Problem —
Omit any picture, and return the remaining data exactly as written.
━━━━━━━━━━━━━━━━
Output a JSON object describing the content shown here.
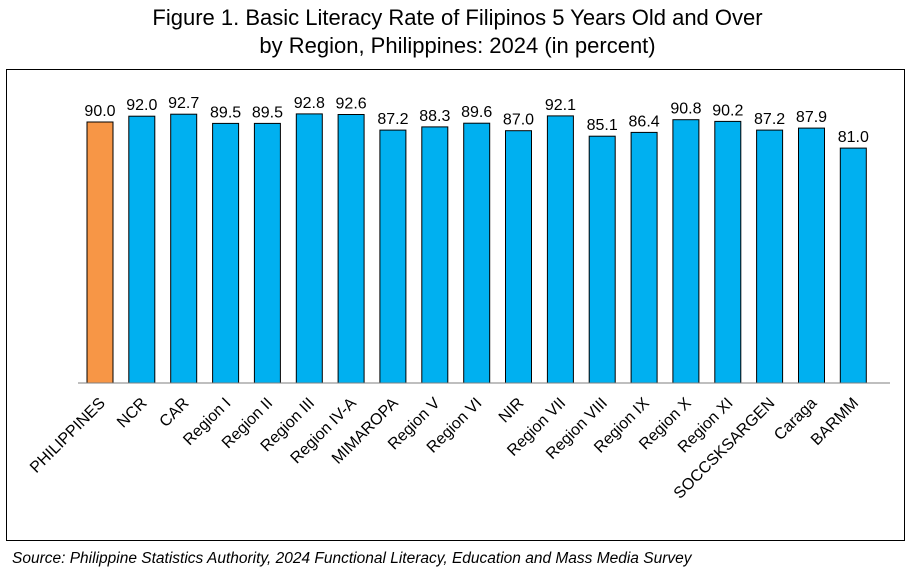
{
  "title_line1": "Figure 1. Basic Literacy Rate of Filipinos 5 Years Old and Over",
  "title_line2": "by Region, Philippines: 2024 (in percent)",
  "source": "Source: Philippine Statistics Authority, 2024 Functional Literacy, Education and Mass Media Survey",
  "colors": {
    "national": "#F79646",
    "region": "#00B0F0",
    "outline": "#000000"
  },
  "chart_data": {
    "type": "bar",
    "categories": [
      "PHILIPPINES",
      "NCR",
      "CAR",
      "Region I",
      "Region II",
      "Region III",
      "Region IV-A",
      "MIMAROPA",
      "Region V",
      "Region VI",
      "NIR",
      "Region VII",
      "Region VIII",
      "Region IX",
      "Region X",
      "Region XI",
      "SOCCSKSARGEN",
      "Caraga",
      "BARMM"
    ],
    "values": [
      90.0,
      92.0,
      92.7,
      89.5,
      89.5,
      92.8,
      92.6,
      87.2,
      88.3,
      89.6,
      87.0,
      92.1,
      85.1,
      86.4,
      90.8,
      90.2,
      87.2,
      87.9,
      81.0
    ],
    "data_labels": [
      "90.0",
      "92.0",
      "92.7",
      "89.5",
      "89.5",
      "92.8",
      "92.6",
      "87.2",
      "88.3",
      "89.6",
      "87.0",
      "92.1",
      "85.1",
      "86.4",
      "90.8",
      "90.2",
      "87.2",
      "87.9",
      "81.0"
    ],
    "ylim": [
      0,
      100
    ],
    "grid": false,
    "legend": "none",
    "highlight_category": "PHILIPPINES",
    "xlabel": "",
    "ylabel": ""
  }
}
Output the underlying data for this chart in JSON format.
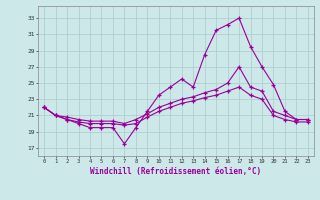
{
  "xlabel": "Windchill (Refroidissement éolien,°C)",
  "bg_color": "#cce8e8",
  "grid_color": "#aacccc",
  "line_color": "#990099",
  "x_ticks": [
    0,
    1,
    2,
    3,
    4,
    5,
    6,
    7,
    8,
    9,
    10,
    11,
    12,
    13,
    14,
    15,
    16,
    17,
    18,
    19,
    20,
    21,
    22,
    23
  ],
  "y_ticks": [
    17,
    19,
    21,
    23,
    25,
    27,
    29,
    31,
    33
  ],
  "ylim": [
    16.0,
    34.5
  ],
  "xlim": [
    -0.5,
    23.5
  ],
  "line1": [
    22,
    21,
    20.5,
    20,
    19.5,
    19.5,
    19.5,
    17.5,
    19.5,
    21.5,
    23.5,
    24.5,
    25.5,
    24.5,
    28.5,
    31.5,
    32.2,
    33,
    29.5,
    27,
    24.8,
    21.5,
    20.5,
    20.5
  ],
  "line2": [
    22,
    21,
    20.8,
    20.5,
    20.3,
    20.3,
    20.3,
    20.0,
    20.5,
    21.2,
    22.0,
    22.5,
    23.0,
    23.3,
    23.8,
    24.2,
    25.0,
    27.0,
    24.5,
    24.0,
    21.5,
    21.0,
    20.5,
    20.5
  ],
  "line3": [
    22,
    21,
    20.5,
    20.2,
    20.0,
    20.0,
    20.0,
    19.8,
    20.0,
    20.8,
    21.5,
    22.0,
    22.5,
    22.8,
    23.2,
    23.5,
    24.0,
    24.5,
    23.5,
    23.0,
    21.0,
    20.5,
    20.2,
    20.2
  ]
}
━━━━━━━━━━━━━━━━
Answer for the task —
Output a JSON object describing the content shown here.
{
  "title_line1": "Figure 1. Basic Literacy Rate of Filipinos 5 Years Old and Over",
  "title_line2": "by Region, Philippines: 2024 (in percent)",
  "source": "Source: Philippine Statistics Authority, 2024 Functional Literacy, Education and Mass Media Survey",
  "colors": {
    "national": "#F79646",
    "region": "#00B0F0",
    "outline": "#000000"
  },
  "chart_data": {
    "type": "bar",
    "categories": [
      "PHILIPPINES",
      "NCR",
      "CAR",
      "Region I",
      "Region II",
      "Region III",
      "Region IV-A",
      "MIMAROPA",
      "Region V",
      "Region VI",
      "NIR",
      "Region VII",
      "Region VIII",
      "Region IX",
      "Region X",
      "Region XI",
      "SOCCSKSARGEN",
      "Caraga",
      "BARMM"
    ],
    "values": [
      90.0,
      92.0,
      92.7,
      89.5,
      89.5,
      92.8,
      92.6,
      87.2,
      88.3,
      89.6,
      87.0,
      92.1,
      85.1,
      86.4,
      90.8,
      90.2,
      87.2,
      87.9,
      81.0
    ],
    "data_labels": [
      "90.0",
      "92.0",
      "92.7",
      "89.5",
      "89.5",
      "92.8",
      "92.6",
      "87.2",
      "88.3",
      "89.6",
      "87.0",
      "92.1",
      "85.1",
      "86.4",
      "90.8",
      "90.2",
      "87.2",
      "87.9",
      "81.0"
    ],
    "ylim": [
      0,
      100
    ],
    "grid": false,
    "legend": "none",
    "highlight_category": "PHILIPPINES",
    "xlabel": "",
    "ylabel": ""
  }
}
Output the underlying data for this chart in JSON format.
{
  "xlabel": "Windchill (Refroidissement éolien,°C)",
  "bg_color": "#cce8e8",
  "grid_color": "#aacccc",
  "line_color": "#990099",
  "x_ticks": [
    0,
    1,
    2,
    3,
    4,
    5,
    6,
    7,
    8,
    9,
    10,
    11,
    12,
    13,
    14,
    15,
    16,
    17,
    18,
    19,
    20,
    21,
    22,
    23
  ],
  "y_ticks": [
    17,
    19,
    21,
    23,
    25,
    27,
    29,
    31,
    33
  ],
  "ylim": [
    16.0,
    34.5
  ],
  "xlim": [
    -0.5,
    23.5
  ],
  "line1": [
    22,
    21,
    20.5,
    20,
    19.5,
    19.5,
    19.5,
    17.5,
    19.5,
    21.5,
    23.5,
    24.5,
    25.5,
    24.5,
    28.5,
    31.5,
    32.2,
    33,
    29.5,
    27,
    24.8,
    21.5,
    20.5,
    20.5
  ],
  "line2": [
    22,
    21,
    20.8,
    20.5,
    20.3,
    20.3,
    20.3,
    20.0,
    20.5,
    21.2,
    22.0,
    22.5,
    23.0,
    23.3,
    23.8,
    24.2,
    25.0,
    27.0,
    24.5,
    24.0,
    21.5,
    21.0,
    20.5,
    20.5
  ],
  "line3": [
    22,
    21,
    20.5,
    20.2,
    20.0,
    20.0,
    20.0,
    19.8,
    20.0,
    20.8,
    21.5,
    22.0,
    22.5,
    22.8,
    23.2,
    23.5,
    24.0,
    24.5,
    23.5,
    23.0,
    21.0,
    20.5,
    20.2,
    20.2
  ]
}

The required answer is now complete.